— start DATASET —

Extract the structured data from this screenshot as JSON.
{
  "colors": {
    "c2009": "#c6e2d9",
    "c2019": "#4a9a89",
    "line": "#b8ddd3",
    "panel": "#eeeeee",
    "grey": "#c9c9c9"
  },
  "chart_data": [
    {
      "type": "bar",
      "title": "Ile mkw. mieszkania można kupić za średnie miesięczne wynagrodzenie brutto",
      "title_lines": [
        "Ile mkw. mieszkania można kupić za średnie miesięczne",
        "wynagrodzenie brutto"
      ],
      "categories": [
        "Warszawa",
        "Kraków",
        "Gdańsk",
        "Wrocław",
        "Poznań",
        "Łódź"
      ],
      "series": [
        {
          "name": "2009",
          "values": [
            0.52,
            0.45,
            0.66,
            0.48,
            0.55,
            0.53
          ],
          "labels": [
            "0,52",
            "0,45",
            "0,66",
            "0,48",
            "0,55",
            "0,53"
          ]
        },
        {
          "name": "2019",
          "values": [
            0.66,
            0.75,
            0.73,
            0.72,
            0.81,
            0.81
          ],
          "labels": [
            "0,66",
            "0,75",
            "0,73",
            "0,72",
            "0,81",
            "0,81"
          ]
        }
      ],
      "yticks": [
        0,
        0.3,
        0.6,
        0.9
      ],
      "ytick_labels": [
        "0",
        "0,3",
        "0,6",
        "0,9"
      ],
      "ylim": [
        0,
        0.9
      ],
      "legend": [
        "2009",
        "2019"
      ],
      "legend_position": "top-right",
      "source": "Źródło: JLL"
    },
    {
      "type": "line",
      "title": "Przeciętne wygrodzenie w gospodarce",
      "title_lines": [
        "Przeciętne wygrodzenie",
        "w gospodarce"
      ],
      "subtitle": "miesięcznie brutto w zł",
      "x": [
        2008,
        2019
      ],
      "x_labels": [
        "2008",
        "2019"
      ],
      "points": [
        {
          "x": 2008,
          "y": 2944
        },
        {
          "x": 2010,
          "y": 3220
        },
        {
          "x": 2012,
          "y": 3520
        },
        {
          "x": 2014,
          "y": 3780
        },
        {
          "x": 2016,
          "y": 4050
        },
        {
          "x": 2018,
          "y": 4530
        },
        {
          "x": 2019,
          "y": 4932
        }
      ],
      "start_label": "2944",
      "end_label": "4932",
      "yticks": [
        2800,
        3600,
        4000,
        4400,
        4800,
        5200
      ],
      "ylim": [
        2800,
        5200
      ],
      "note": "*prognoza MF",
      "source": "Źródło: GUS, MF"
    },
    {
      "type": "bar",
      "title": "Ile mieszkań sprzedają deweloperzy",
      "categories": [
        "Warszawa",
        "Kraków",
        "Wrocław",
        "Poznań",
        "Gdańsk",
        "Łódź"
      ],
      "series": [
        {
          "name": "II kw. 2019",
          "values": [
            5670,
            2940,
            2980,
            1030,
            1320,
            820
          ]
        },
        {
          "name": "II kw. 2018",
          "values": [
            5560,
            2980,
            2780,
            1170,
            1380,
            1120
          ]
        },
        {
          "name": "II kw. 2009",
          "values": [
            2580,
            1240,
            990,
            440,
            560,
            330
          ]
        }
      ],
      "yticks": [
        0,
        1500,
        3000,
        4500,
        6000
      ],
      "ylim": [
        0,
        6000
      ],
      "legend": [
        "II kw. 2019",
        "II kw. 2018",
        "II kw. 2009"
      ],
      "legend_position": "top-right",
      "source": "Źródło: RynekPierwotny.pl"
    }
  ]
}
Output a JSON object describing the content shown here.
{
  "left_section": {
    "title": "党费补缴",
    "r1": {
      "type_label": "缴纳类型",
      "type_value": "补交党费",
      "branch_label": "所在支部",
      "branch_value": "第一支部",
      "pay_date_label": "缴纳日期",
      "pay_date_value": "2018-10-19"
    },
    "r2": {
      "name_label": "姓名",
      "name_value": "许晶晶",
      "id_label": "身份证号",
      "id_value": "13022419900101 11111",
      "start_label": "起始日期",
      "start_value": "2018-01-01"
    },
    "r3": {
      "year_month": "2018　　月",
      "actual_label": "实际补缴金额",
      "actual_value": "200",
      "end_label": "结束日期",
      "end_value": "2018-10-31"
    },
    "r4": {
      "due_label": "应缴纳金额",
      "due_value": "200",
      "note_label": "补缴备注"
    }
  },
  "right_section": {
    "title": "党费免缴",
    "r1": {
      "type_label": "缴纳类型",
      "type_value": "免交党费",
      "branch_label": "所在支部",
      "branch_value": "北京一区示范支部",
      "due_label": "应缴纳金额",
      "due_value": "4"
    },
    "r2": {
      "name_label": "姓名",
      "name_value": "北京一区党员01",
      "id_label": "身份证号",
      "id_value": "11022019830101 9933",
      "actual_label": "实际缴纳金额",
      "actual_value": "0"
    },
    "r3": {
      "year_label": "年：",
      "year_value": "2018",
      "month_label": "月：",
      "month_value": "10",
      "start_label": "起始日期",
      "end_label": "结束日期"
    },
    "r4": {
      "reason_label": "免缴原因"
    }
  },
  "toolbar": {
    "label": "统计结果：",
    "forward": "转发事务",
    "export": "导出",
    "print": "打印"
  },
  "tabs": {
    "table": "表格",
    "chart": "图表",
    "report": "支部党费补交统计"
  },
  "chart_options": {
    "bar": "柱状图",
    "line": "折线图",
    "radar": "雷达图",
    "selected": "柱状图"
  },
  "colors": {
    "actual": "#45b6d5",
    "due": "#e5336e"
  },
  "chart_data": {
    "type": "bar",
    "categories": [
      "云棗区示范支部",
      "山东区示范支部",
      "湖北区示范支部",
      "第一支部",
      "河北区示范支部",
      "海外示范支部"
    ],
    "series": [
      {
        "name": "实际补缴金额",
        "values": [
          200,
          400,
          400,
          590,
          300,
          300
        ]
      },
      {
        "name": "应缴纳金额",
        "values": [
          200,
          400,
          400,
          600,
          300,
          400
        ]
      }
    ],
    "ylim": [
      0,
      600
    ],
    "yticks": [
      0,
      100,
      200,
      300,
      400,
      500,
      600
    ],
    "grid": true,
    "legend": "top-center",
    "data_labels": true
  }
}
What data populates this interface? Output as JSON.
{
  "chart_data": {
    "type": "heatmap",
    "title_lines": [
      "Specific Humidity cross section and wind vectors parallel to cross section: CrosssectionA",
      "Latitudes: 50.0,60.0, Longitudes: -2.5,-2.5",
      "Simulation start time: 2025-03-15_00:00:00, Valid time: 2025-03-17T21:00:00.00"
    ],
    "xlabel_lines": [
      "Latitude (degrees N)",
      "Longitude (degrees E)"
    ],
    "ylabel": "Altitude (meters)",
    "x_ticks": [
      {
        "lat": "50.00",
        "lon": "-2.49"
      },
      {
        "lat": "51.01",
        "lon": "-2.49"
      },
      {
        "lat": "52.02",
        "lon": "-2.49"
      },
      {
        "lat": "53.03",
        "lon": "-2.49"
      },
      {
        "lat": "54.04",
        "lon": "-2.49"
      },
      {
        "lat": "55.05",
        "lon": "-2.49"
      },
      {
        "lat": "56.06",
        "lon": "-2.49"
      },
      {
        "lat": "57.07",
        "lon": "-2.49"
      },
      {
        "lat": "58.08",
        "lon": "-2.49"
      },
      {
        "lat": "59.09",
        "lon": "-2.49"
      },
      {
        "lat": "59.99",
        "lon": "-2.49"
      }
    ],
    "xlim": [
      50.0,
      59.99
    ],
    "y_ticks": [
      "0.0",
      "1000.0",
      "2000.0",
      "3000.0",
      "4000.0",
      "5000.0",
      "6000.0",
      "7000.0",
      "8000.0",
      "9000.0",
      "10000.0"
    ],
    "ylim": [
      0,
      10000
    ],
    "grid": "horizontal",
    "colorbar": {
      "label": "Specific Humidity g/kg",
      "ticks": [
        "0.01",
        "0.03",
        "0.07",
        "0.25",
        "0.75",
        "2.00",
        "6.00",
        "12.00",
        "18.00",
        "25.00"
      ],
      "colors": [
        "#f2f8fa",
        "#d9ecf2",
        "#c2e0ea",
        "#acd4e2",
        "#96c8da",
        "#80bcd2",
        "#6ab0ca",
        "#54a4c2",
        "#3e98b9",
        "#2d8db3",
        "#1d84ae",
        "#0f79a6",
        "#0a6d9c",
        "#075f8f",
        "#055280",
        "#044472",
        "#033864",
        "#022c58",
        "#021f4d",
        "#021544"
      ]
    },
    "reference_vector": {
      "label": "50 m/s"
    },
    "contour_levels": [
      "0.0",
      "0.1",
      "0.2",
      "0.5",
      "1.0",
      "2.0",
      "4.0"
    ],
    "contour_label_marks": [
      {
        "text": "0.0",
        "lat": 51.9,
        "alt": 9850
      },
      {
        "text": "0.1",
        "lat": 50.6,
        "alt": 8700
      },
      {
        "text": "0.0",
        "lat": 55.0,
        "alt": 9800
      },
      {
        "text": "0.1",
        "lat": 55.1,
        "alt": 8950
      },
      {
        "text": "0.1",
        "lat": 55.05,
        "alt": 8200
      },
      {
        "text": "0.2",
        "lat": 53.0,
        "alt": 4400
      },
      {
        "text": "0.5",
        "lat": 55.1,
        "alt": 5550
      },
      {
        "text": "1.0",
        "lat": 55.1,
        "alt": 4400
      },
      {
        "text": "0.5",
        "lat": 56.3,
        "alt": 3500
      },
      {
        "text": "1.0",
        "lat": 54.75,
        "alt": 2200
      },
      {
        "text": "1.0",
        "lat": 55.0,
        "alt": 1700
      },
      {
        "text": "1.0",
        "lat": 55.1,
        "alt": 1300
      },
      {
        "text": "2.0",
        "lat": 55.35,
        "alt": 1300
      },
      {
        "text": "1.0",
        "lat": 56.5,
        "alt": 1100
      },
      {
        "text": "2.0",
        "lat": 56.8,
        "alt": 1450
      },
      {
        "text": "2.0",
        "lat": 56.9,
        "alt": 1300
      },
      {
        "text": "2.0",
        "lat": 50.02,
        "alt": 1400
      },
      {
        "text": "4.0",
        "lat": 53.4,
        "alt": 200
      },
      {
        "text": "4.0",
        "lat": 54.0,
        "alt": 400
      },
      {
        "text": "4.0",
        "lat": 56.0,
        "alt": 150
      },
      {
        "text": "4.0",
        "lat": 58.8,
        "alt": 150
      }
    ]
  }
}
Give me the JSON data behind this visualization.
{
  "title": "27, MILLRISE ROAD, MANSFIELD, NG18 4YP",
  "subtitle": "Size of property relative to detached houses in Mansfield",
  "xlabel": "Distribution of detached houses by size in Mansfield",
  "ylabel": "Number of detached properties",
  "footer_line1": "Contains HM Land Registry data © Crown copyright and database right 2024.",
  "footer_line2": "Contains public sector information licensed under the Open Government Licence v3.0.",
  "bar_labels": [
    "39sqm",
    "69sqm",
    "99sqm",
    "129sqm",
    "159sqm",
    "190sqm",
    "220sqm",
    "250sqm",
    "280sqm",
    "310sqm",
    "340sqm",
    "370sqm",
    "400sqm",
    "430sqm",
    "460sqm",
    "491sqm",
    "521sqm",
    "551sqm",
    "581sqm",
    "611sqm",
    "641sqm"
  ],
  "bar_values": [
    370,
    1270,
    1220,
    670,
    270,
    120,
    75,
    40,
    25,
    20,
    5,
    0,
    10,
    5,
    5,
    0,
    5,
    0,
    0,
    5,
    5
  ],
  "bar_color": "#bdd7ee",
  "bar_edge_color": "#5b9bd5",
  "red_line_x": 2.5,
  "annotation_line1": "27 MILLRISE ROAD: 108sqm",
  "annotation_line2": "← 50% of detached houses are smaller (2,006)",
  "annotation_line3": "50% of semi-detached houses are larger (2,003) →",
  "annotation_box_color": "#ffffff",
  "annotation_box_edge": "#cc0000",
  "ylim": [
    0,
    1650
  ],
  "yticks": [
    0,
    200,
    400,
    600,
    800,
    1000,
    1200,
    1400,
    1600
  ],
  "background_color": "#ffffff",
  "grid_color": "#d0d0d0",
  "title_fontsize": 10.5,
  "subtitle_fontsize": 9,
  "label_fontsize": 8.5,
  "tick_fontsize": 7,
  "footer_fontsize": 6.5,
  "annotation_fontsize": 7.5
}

— end DATASET —

PROBLEM REQUIREMENTS: From the material above, count the lines that include "this" and give only the total.

FINISHED ANSWER: 3